* START Data extract *

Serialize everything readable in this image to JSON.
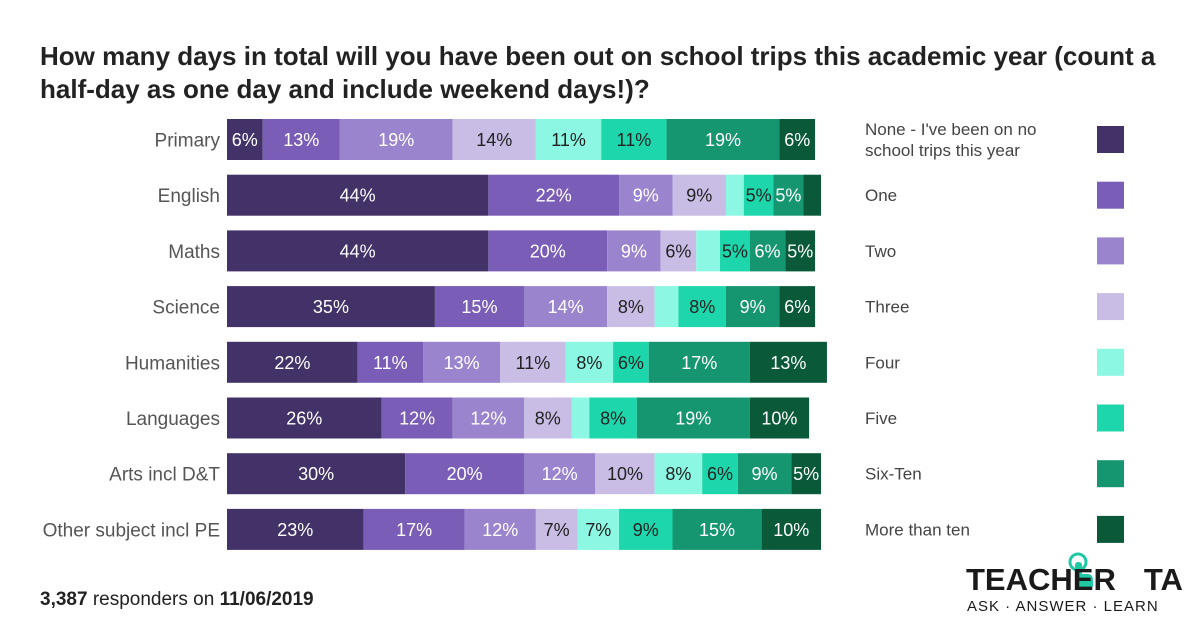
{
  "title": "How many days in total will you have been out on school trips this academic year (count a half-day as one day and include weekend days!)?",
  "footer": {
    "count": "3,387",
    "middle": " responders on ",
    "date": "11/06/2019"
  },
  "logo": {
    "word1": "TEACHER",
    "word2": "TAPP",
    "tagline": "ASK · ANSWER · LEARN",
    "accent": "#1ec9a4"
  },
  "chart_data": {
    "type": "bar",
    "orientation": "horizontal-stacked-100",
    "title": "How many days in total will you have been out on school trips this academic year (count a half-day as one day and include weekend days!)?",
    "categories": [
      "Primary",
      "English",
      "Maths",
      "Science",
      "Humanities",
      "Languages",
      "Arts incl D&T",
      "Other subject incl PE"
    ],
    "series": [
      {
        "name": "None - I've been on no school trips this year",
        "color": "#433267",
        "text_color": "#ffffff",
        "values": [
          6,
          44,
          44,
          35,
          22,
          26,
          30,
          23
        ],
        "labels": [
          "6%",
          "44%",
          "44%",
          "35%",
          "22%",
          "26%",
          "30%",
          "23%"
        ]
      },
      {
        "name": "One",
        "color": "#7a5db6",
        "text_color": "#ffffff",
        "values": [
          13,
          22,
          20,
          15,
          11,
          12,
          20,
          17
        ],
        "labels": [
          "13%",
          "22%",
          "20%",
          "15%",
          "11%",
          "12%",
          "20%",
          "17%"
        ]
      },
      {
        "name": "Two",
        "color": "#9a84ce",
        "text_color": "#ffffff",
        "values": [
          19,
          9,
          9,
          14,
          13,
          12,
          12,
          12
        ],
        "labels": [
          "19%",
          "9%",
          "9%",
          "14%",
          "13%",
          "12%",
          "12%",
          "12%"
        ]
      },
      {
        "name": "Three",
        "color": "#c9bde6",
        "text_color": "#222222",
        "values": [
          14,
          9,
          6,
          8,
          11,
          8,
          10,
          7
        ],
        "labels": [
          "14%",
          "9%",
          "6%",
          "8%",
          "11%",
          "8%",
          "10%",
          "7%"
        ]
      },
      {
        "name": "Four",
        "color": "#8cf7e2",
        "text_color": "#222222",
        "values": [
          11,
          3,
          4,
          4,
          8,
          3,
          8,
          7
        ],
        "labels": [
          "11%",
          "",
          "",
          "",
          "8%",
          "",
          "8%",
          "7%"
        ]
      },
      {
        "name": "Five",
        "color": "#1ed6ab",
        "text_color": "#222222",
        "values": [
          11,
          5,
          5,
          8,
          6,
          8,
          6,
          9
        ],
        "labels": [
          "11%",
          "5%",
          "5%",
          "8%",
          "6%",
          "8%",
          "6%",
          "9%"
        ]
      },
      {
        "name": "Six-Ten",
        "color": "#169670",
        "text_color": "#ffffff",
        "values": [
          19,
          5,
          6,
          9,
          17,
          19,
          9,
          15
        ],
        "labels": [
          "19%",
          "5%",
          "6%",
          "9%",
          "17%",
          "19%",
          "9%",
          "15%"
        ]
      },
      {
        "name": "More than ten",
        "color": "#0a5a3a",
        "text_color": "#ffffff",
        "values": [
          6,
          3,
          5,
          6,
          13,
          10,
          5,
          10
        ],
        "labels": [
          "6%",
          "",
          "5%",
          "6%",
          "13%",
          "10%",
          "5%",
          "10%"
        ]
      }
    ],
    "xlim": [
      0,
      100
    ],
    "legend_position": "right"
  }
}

* END Data extract *

◆ Request ◆
Identify and copy the lines holding the word "count".

◆ In response ◆
  "title": "How many days in total will you have been out on school trips this academic year (count a half-day as one day and include weekend days!)?",
    "count": "3,387",
    "title": "How many days in total will you have been out on school trips this academic year (count a half-day as one day and include weekend days!)?",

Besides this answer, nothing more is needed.